Extracted data entries:
=-=-=

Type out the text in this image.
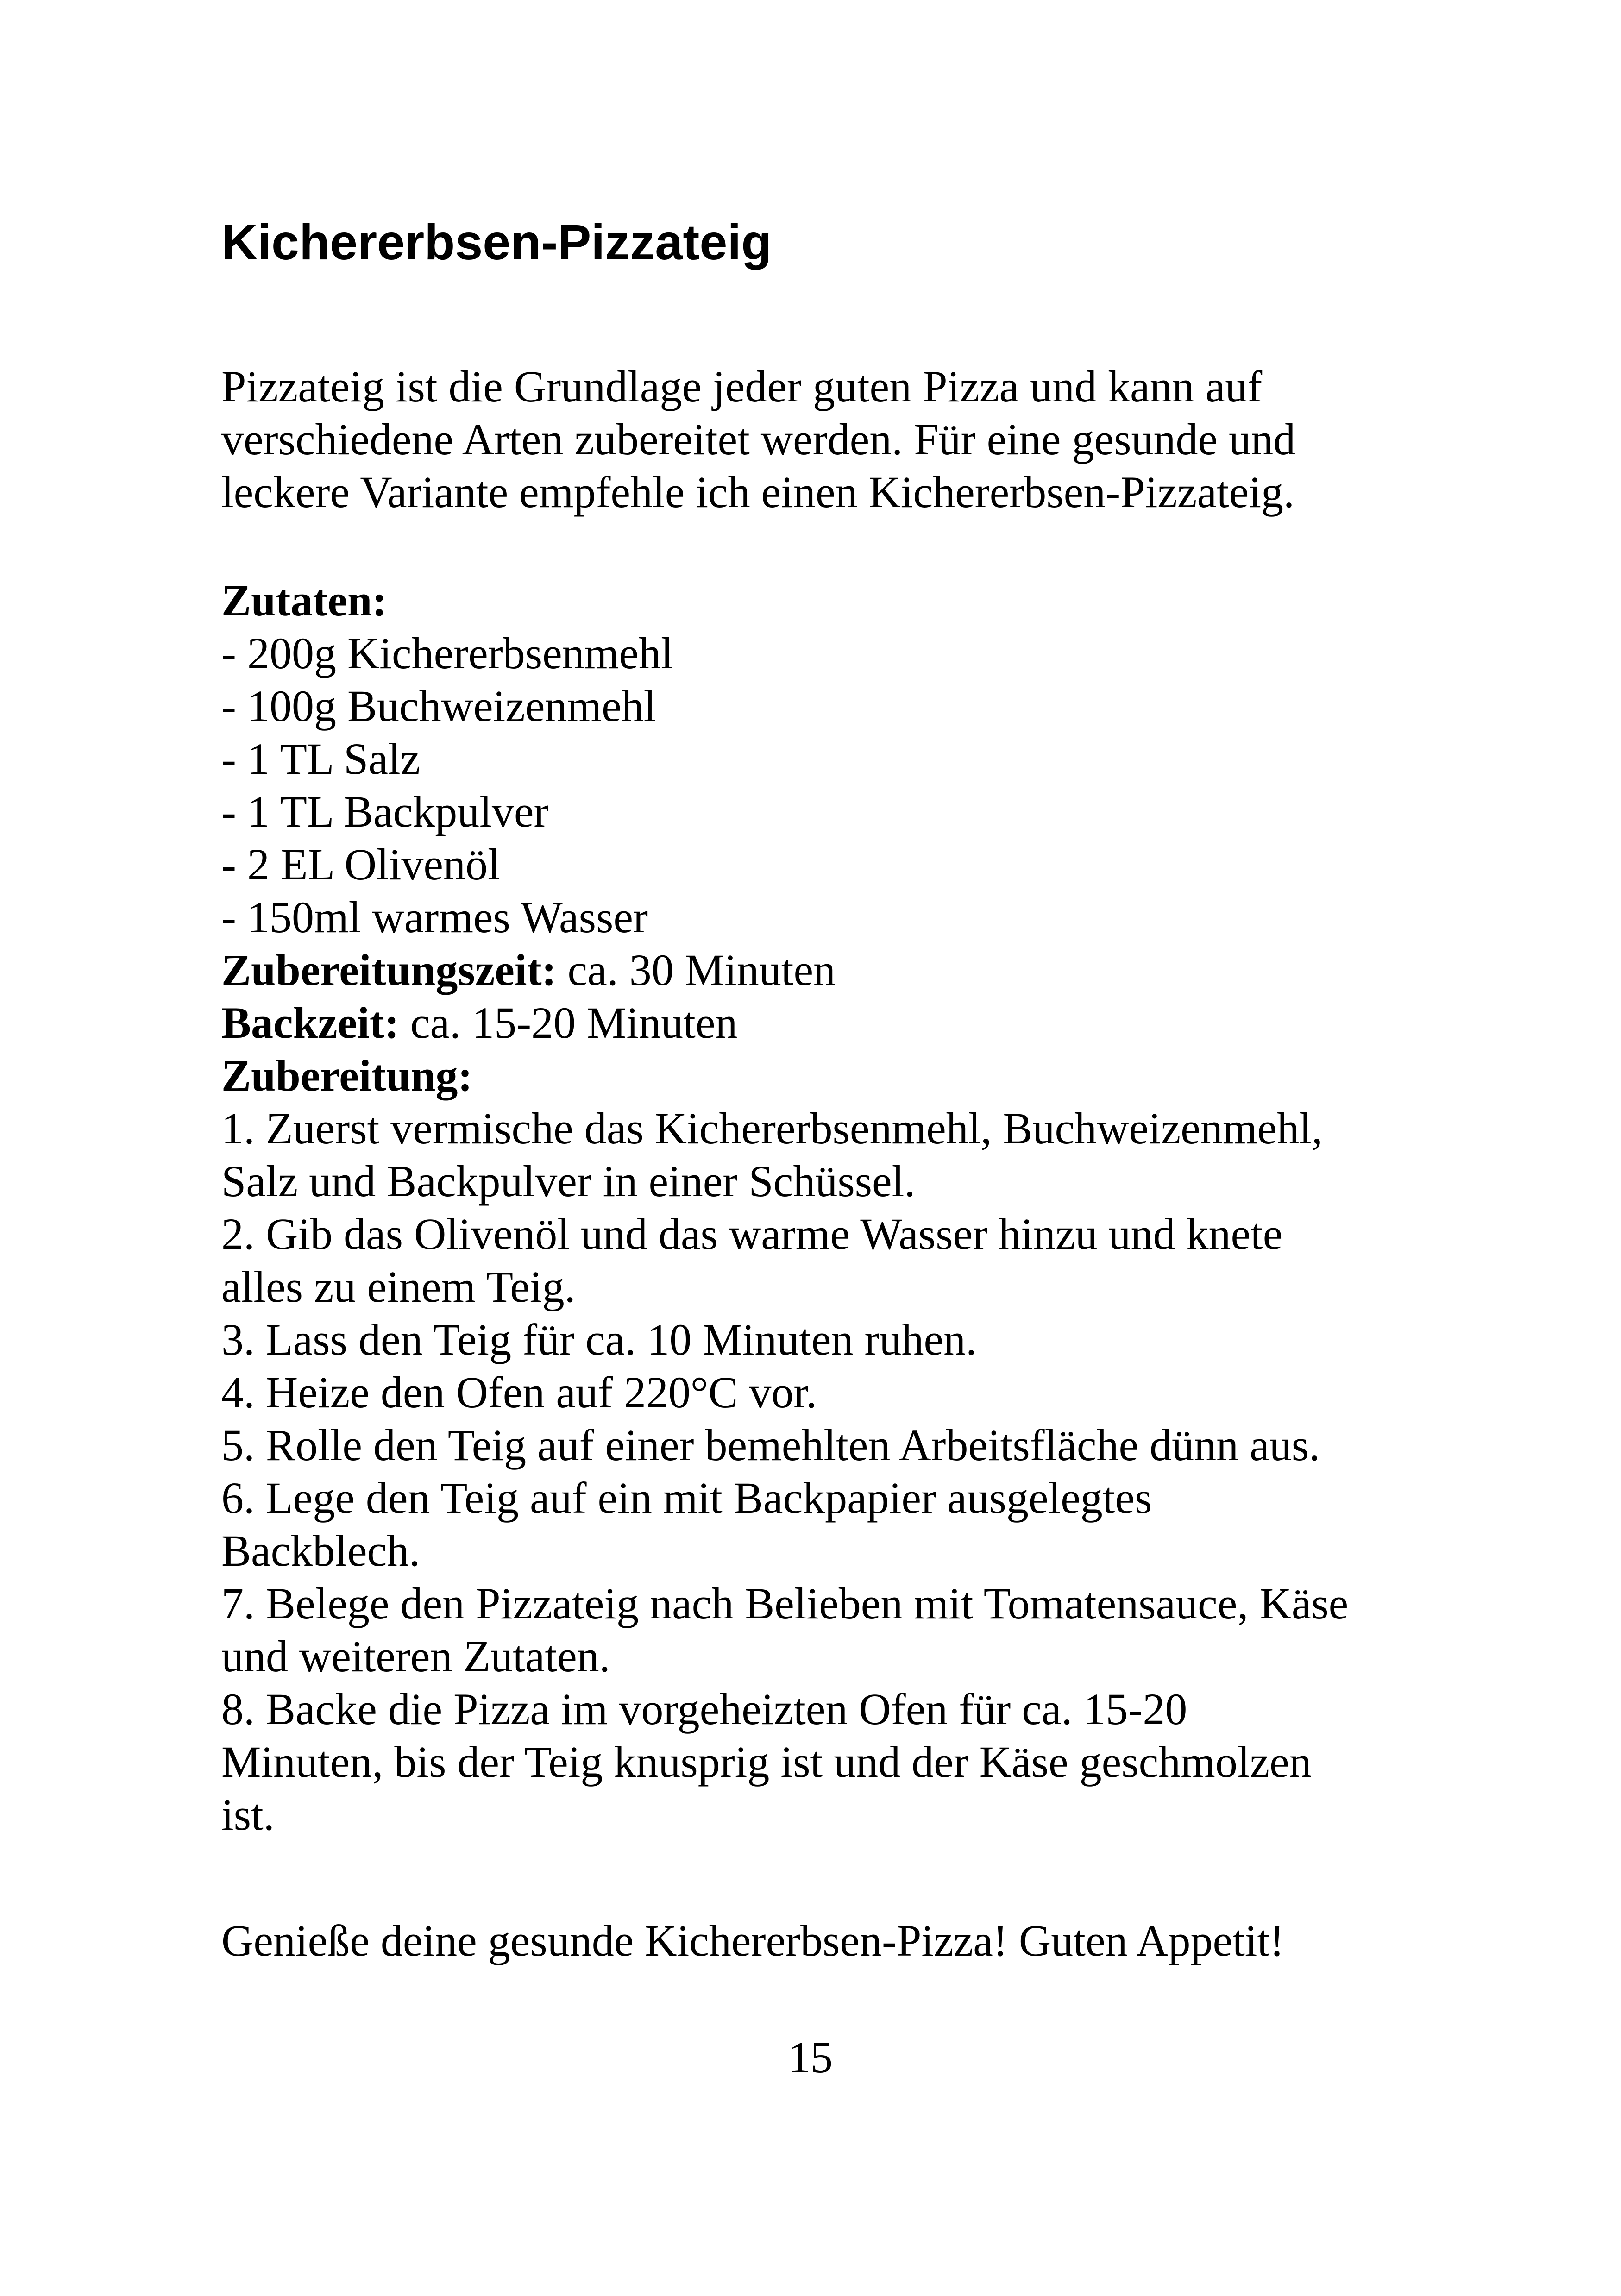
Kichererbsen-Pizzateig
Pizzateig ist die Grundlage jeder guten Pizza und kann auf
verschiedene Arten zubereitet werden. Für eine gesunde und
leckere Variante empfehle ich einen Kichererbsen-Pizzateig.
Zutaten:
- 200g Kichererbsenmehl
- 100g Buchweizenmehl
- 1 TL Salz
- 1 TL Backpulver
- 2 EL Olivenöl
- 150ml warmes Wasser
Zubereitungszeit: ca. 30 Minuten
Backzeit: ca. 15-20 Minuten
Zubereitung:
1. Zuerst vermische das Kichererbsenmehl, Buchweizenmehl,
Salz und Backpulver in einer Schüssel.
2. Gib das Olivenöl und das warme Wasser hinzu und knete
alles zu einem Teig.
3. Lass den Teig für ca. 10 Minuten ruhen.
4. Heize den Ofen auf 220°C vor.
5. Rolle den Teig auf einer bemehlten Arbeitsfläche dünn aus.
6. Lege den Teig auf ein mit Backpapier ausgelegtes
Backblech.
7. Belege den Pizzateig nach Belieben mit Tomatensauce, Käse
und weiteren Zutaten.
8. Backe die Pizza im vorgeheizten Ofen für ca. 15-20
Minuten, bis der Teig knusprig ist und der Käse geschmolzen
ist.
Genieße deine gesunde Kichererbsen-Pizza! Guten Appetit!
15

=-=-=

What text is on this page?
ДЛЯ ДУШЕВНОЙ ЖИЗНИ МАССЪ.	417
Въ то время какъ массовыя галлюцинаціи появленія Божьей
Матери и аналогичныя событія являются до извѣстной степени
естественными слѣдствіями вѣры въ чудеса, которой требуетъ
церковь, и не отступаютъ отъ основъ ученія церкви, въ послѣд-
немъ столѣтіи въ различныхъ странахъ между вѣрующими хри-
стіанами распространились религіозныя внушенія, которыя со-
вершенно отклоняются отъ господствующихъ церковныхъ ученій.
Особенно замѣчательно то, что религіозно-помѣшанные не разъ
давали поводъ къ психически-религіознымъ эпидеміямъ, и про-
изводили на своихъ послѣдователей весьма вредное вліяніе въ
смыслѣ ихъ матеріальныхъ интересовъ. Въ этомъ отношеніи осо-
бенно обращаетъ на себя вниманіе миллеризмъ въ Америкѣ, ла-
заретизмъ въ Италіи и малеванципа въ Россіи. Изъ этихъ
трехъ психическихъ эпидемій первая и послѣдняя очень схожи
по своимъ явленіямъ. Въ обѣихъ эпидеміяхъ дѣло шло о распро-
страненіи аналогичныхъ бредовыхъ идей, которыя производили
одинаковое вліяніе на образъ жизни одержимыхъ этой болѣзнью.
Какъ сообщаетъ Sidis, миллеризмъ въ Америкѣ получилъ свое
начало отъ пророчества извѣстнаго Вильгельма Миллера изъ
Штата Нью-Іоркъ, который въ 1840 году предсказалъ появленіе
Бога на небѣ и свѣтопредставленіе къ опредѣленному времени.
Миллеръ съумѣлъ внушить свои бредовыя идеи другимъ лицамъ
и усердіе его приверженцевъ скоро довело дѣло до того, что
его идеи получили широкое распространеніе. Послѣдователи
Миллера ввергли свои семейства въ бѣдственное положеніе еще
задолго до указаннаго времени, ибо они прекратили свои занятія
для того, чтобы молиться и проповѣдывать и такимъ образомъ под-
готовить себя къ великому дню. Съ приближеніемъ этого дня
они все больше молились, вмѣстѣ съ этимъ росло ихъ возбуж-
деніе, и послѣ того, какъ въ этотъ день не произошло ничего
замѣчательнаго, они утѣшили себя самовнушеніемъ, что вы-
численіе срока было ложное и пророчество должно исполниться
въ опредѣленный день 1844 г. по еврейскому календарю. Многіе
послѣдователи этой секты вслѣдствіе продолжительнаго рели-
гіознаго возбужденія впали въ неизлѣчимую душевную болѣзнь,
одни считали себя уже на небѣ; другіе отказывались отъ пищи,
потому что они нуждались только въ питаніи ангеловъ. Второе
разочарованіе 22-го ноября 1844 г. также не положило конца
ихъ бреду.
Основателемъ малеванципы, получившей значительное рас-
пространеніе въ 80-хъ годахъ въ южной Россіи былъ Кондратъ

=-=-=

AIM ->
Out of the material above, gather each line where "Minuten" appears.

RESPONSE TO THIS EXERCISE ->
Zubereitungszeit: ca. 30 Minuten
Backzeit: ca. 15-20 Minuten
3. Lass den Teig für ca. 10 Minuten ruhen.
Minuten, bis der Teig knusprig ist und der Käse geschmolzen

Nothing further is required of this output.